* **What is needed**
Gather every line of the data items below that contains the string "caller", and list those lines as they appear.
-- Start Material --
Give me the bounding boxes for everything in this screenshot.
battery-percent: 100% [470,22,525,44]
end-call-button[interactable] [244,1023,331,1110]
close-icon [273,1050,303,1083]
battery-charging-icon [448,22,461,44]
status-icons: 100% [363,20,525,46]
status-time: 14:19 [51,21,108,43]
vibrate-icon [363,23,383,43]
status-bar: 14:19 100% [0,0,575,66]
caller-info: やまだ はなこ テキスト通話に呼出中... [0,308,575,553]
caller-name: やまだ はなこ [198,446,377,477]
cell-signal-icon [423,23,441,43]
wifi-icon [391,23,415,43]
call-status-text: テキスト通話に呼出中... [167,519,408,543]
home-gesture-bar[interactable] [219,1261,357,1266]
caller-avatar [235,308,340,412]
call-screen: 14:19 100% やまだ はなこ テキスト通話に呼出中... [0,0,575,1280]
-- End Material --
* **Output for this task**
caller-info: やまだ はなこ テキスト通話に呼出中... [0,308,575,553]
caller-name: やまだ はなこ [198,446,377,477]
caller-avatar [235,308,340,412]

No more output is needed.